---------- MATERIAL FOR THE TASK ----------
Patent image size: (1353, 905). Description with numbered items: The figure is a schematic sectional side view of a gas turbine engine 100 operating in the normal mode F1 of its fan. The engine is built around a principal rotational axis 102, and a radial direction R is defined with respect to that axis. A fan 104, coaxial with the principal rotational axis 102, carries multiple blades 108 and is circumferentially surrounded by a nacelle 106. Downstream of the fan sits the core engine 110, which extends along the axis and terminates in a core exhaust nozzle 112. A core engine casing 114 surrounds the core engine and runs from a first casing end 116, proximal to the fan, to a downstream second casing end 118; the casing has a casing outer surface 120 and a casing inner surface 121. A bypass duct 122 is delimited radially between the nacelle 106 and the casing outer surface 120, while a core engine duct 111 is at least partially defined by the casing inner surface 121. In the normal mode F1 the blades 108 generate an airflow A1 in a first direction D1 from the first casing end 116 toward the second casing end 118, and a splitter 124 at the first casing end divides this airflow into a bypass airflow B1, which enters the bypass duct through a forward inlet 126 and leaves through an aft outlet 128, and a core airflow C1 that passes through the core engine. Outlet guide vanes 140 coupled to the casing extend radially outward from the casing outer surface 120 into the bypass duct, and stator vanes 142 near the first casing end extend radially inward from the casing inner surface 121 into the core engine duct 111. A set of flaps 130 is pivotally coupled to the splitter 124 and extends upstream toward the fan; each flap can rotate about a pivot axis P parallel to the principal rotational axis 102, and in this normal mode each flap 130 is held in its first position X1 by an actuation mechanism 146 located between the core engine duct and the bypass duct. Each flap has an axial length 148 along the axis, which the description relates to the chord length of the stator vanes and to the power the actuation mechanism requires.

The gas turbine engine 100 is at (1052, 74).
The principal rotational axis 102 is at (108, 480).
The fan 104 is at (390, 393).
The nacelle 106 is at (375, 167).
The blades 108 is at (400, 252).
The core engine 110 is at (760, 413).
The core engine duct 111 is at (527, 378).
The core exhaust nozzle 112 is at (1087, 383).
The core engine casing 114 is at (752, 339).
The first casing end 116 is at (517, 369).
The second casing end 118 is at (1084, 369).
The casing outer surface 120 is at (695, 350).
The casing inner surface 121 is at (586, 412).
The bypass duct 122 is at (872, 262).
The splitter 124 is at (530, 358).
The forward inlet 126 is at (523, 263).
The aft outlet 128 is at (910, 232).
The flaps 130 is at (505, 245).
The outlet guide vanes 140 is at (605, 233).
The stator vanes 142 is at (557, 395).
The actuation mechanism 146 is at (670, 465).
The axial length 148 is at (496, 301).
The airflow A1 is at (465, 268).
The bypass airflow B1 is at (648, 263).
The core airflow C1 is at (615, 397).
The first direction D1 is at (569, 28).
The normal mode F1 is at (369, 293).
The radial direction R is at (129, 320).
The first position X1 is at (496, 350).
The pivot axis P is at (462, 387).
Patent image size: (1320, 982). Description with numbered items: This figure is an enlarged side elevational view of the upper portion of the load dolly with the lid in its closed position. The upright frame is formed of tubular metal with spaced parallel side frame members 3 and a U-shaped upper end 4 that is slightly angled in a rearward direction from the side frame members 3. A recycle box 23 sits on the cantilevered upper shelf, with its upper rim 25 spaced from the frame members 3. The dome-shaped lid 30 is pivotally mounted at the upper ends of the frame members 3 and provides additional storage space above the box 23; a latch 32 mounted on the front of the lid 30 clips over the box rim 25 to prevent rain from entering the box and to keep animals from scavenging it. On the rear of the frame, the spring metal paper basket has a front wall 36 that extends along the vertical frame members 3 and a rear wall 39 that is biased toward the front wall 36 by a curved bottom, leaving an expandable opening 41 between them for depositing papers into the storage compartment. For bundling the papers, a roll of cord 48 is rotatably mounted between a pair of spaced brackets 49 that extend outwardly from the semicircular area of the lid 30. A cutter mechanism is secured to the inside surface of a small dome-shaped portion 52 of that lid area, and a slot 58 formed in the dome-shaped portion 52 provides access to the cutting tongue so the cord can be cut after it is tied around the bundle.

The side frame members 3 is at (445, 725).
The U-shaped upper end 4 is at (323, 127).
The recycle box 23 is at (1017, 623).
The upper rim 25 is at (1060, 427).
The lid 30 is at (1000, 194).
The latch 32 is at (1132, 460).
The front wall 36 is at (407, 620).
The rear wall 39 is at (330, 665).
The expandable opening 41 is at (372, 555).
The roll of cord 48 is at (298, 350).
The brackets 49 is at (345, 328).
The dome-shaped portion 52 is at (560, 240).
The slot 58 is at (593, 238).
----------
EXERCISE OBJECTIVE:
Format all of the material above as a two-column CSV with the header row input,output, one row per text: the text goes in the input field and its answer in the output field. Quote both fields and replace line breaks with spaces.

EXERCISE ANSWER:
input,output
"Patent image size: (1353, 905). Description with numbered items: The figure is a schematic sectional side view of a gas turbine engine 100 operating in the normal mode F1 of its fan. The engine is built around a principal rotational axis 102, and a radial direction R is defined with respect to that axis. A fan 104, coaxial with the principal rotational axis 102, carries multiple blades 108 and is circumferentially surrounded by a nacelle 106. Downstream of the fan sits the core engine 110, which extends along the axis and terminates in a core exhaust nozzle 112. A core engine casing 114 surrounds the core engine and runs from a first casing end 116, proximal to the fan, to a downstream second casing end 118; the casing has a casing outer surface 120 and a casing inner surface 121. A bypass duct 122 is delimited radially between the nacelle 106 and the casing outer surface 120, while a core engine duct 111 is at least partially defined by the casing inner surface 121. In the normal mode F1 the blades 108 generate an airflow A1 in a first direction D1 from the first casing end 116 toward the second casing end 118, and a splitter 124 at the first casing end divides this airflow into a bypass airflow B1, which enters the bypass duct through a forward inlet 126 and leaves through an aft outlet 128, and a core airflow C1 that passes through the core engine. Outlet guide vanes 140 coupled to the casing extend radially outward from the casing outer surface 120 into the bypass duct, and stator vanes 142 near the first casing end extend radially inward from the casing inner surface 121 into the core engine duct 111. A set of flaps 130 is pivotally coupled to the splitter 124 and extends upstream toward the fan; each flap can rotate about a pivot axis P parallel to the principal rotational axis 102, and in this normal mode each flap 130 is held in its first position X1 by an actuation mechanism 146 located between the core engine duct and the bypass duct. Each flap has an axial length 148 along the axis, which the description relates to the chord length of the stator vanes and to the power the actuation mechanism requires.","The gas turbine engine 100 is at (1052, 74). The principal rotational axis 102 is at (108, 480). The fan 104 is at (390, 393). The nacelle 106 is at (375, 167). The blades 108 is at (400, 252). The core engine 110 is at (760, 413). The core engine duct 111 is at (527, 378). The core exhaust nozzle 112 is at (1087, 383). The core engine casing 114 is at (752, 339). The first casing end 116 is at (517, 369). The second casing end 118 is at (1084, 369). The casing outer surface 120 is at (695, 350). The casing inner surface 121 is at (586, 412). The bypass duct 122 is at (872, 262). The splitter 124 is at (530, 358). The forward inlet 126 is at (523, 263). The aft outlet 128 is at (910, 232). The flaps 130 is at (505, 245). The outlet guide vanes 140 is at (605, 233). The stator vanes 142 is at (557, 395). The actuation mechanism 146 is at (670, 465). The axial length 148 is at (496, 301). The airflow A1 is at (465, 268). The bypass airflow B1 is at (648, 263). The core airflow C1 is at (615, 397). The first direction D1 is at (569, 28). The normal mode F1 is at (369, 293). The radial direction R is at (129, 320). The first position X1 is at (496, 350). The pivot axis P is at (462, 387)."
"Patent image size: (1320, 982). Description with numbered items: This figure is an enlarged side elevational view of the upper portion of the load dolly with the lid in its closed position. The upright frame is formed of tubular metal with spaced parallel side frame members 3 and a U-shaped upper end 4 that is slightly angled in a rearward direction from the side frame members 3. A recycle box 23 sits on the cantilevered upper shelf, with its upper rim 25 spaced from the frame members 3. The dome-shaped lid 30 is pivotally mounted at the upper ends of the frame members 3 and provides additional storage space above the box 23; a latch 32 mounted on the front of the lid 30 clips over the box rim 25 to prevent rain from entering the box and to keep animals from scavenging it. On the rear of the frame, the spring metal paper basket has a front wall 36 that extends along the vertical frame members 3 and a rear wall 39 that is biased toward the front wall 36 by a curved bottom, leaving an expandable opening 41 between them for depositing papers into the storage compartment. For bundling the papers, a roll of cord 48 is rotatably mounted between a pair of spaced brackets 49 that extend outwardly from the semicircular area of the lid 30. A cutter mechanism is secured to the inside surface of a small dome-shaped portion 52 of that lid area, and a slot 58 formed in the dome-shaped portion 52 provides access to the cutting tongue so the cord can be cut after it is tied around the bundle.","The side frame members 3 is at (445, 725). The U-shaped upper end 4 is at (323, 127). The recycle box 23 is at (1017, 623). The upper rim 25 is at (1060, 427). The lid 30 is at (1000, 194). The latch 32 is at (1132, 460). The front wall 36 is at (407, 620). The rear wall 39 is at (330, 665). The expandable opening 41 is at (372, 555). The roll of cord 48 is at (298, 350). The brackets 49 is at (345, 328). The dome-shaped portion 52 is at (560, 240). The slot 58 is at (593, 238)."